--- Given records ---

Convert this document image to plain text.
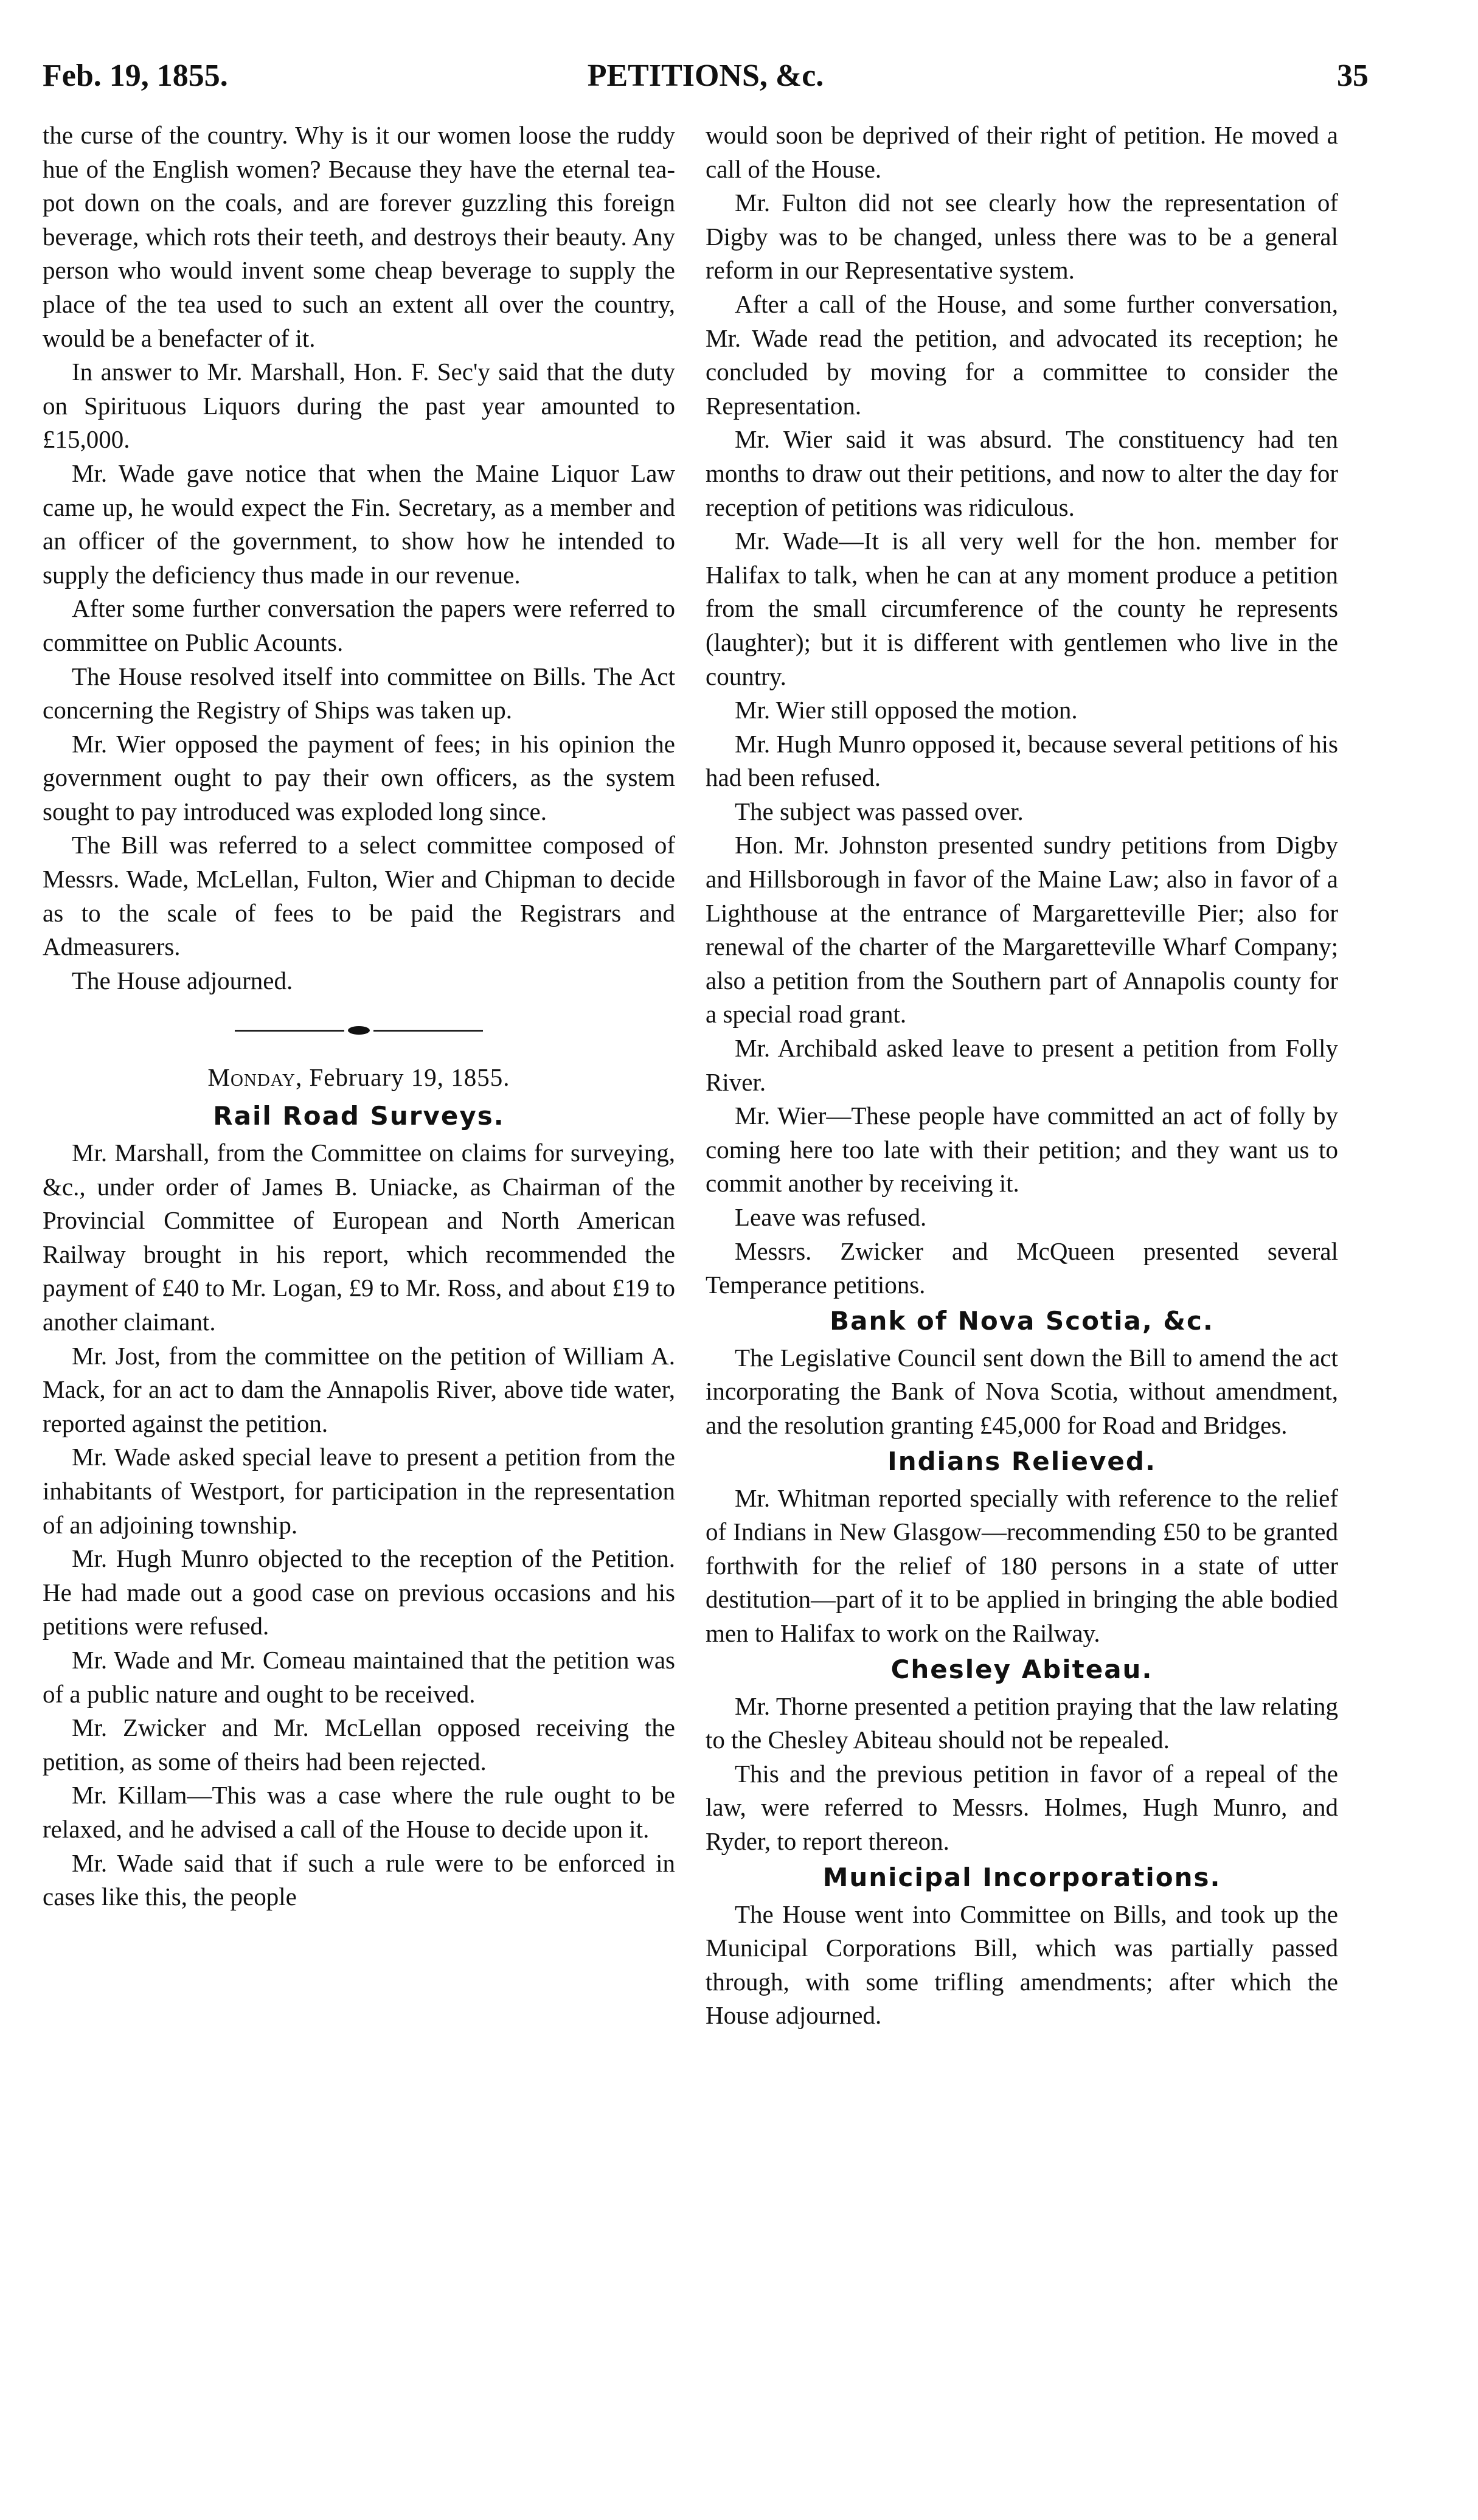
Feb. 19, 1855.	PETITIONS, &c.	35

the curse of the country. Why is it our women loose the ruddy hue of the English women? Because they have the eternal tea-pot down on the coals, and are forever guzzling this foreign beverage, which rots their teeth, and destroys their beauty. Any person who would invent some cheap beverage to supply the place of the tea used to such an extent all over the country, would be a benefacter of it.

In answer to Mr. Marshall, Hon. F. Sec'y said that the duty on Spirituous Liquors during the past year amounted to £15,000.

Mr. Wade gave notice that when the Maine Liquor Law came up, he would expect the Fin. Secretary, as a member and an officer of the government, to show how he intended to supply the deficiency thus made in our revenue.

After some further conversation the papers were referred to committee on Public Acounts.

The House resolved itself into committee on Bills. The Act concerning the Registry of Ships was taken up.

Mr. Wier opposed the payment of fees; in his opinion the government ought to pay their own officers, as the system sought to pay introduced was exploded long since.

The Bill was referred to a select committee composed of Messrs. Wade, McLellan, Fulton, Wier and Chipman to decide as to the scale of fees to be paid the Registrars and Admeasurers.

The House adjourned.

Monday, February 19, 1855.

Rail Road Surveys.

Mr. Marshall, from the Committee on claims for surveying, &c., under order of James B. Uniacke, as Chairman of the Provincial Committee of European and North American Railway brought in his report, which recommended the payment of £40 to Mr. Logan, £9 to Mr. Ross, and about £19 to another claimant.

Mr. Jost, from the committee on the petition of William A. Mack, for an act to dam the Annapolis River, above tide water, reported against the petition.

Mr. Wade asked special leave to present a petition from the inhabitants of Westport, for participation in the representation of an adjoining township.

Mr. Hugh Munro objected to the reception of the Petition. He had made out a good case on previous occasions and his petitions were refused.

Mr. Wade and Mr. Comeau maintained that the petition was of a public nature and ought to be received.

Mr. Zwicker and Mr. McLellan opposed receiving the petition, as some of theirs had been rejected.

Mr. Killam—This was a case where the rule ought to be relaxed, and he advised a call of the House to decide upon it.

Mr. Wade said that if such a rule were to be enforced in cases like this, the people

would soon be deprived of their right of petition. He moved a call of the House.

Mr. Fulton did not see clearly how the representation of Digby was to be changed, unless there was to be a general reform in our Representative system.

After a call of the House, and some further conversation, Mr. Wade read the petition, and advocated its reception; he concluded by moving for a committee to consider the Representation.

Mr. Wier said it was absurd. The constituency had ten months to draw out their petitions, and now to alter the day for reception of petitions was ridiculous.

Mr. Wade—It is all very well for the hon. member for Halifax to talk, when he can at any moment produce a petition from the small circumference of the county he represents (laughter); but it is different with gentlemen who live in the country.

Mr. Wier still opposed the motion.

Mr. Hugh Munro opposed it, because several petitions of his had been refused.

The subject was passed over.

Hon. Mr. Johnston presented sundry petitions from Digby and Hillsborough in favor of the Maine Law; also in favor of a Lighthouse at the entrance of Margaretteville Pier; also for renewal of the charter of the Margaretteville Wharf Company; also a petition from the Southern part of Annapolis county for a special road grant.

Mr. Archibald asked leave to present a petition from Folly River.

Mr. Wier—These people have committed an act of folly by coming here too late with their petition; and they want us to commit another by receiving it.

Leave was refused.

Messrs. Zwicker and McQueen presented several Temperance petitions.

Bank of Nova Scotia, &c.

The Legislative Council sent down the Bill to amend the act incorporating the Bank of Nova Scotia, without amendment, and the resolution granting £45,000 for Road and Bridges.

Indians Relieved.

Mr. Whitman reported specially with reference to the relief of Indians in New Glasgow—recommending £50 to be granted forthwith for the relief of 180 persons in a state of utter destitution—part of it to be applied in bringing the able bodied men to Halifax to work on the Railway.

Chesley Abiteau.

Mr. Thorne presented a petition praying that the law relating to the Chesley Abiteau should not be repealed.

This and the previous petition in favor of a repeal of the law, were referred to Messrs. Holmes, Hugh Munro, and Ryder, to report thereon.

Municipal Incorporations.

The House went into Committee on Bills, and took up the Municipal Corporations Bill, which was partially passed through, with some trifling amendments; after which the House adjourned.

---

## Instructions for the task
Replicate the material above verbatim; images stay out of the copy.

## Complete output
Convert this document image to plain text.
Feb. 19, 1855.	PETITIONS, &c.	35

the curse of the country. Why is it our women loose the ruddy hue of the English women? Because they have the eternal tea-pot down on the coals, and are forever guzzling this foreign beverage, which rots their teeth, and destroys their beauty. Any person who would invent some cheap beverage to supply the place of the tea used to such an extent all over the country, would be a benefacter of it.

In answer to Mr. Marshall, Hon. F. Sec'y said that the duty on Spirituous Liquors during the past year amounted to £15,000.

Mr. Wade gave notice that when the Maine Liquor Law came up, he would expect the Fin. Secretary, as a member and an officer of the government, to show how he intended to supply the deficiency thus made in our revenue.

After some further conversation the papers were referred to committee on Public Acounts.

The House resolved itself into committee on Bills. The Act concerning the Registry of Ships was taken up.

Mr. Wier opposed the payment of fees; in his opinion the government ought to pay their own officers, as the system sought to pay introduced was exploded long since.

The Bill was referred to a select committee composed of Messrs. Wade, McLellan, Fulton, Wier and Chipman to decide as to the scale of fees to be paid the Registrars and Admeasurers.

The House adjourned.

Monday, February 19, 1855.

Rail Road Surveys.

Mr. Marshall, from the Committee on claims for surveying, &c., under order of James B. Uniacke, as Chairman of the Provincial Committee of European and North American Railway brought in his report, which recommended the payment of £40 to Mr. Logan, £9 to Mr. Ross, and about £19 to another claimant.

Mr. Jost, from the committee on the petition of William A. Mack, for an act to dam the Annapolis River, above tide water, reported against the petition.

Mr. Wade asked special leave to present a petition from the inhabitants of Westport, for participation in the representation of an adjoining township.

Mr. Hugh Munro objected to the reception of the Petition. He had made out a good case on previous occasions and his petitions were refused.

Mr. Wade and Mr. Comeau maintained that the petition was of a public nature and ought to be received.

Mr. Zwicker and Mr. McLellan opposed receiving the petition, as some of theirs had been rejected.

Mr. Killam—This was a case where the rule ought to be relaxed, and he advised a call of the House to decide upon it.

Mr. Wade said that if such a rule were to be enforced in cases like this, the people

would soon be deprived of their right of petition. He moved a call of the House.

Mr. Fulton did not see clearly how the representation of Digby was to be changed, unless there was to be a general reform in our Representative system.

After a call of the House, and some further conversation, Mr. Wade read the petition, and advocated its reception; he concluded by moving for a committee to consider the Representation.

Mr. Wier said it was absurd. The constituency had ten months to draw out their petitions, and now to alter the day for reception of petitions was ridiculous.

Mr. Wade—It is all very well for the hon. member for Halifax to talk, when he can at any moment produce a petition from the small circumference of the county he represents (laughter); but it is different with gentlemen who live in the country.

Mr. Wier still opposed the motion.

Mr. Hugh Munro opposed it, because several petitions of his had been refused.

The subject was passed over.

Hon. Mr. Johnston presented sundry petitions from Digby and Hillsborough in favor of the Maine Law; also in favor of a Lighthouse at the entrance of Margaretteville Pier; also for renewal of the charter of the Margaretteville Wharf Company; also a petition from the Southern part of Annapolis county for a special road grant.

Mr. Archibald asked leave to present a petition from Folly River.

Mr. Wier—These people have committed an act of folly by coming here too late with their petition; and they want us to commit another by receiving it.

Leave was refused.

Messrs. Zwicker and McQueen presented several Temperance petitions.

Bank of Nova Scotia, &c.

The Legislative Council sent down the Bill to amend the act incorporating the Bank of Nova Scotia, without amendment, and the resolution granting £45,000 for Road and Bridges.

Indians Relieved.

Mr. Whitman reported specially with reference to the relief of Indians in New Glasgow—recommending £50 to be granted forthwith for the relief of 180 persons in a state of utter destitution—part of it to be applied in bringing the able bodied men to Halifax to work on the Railway.

Chesley Abiteau.

Mr. Thorne presented a petition praying that the law relating to the Chesley Abiteau should not be repealed.

This and the previous petition in favor of a repeal of the law, were referred to Messrs. Holmes, Hugh Munro, and Ryder, to report thereon.

Municipal Incorporations.

The House went into Committee on Bills, and took up the Municipal Corporations Bill, which was partially passed through, with some trifling amendments; after which the House adjourned.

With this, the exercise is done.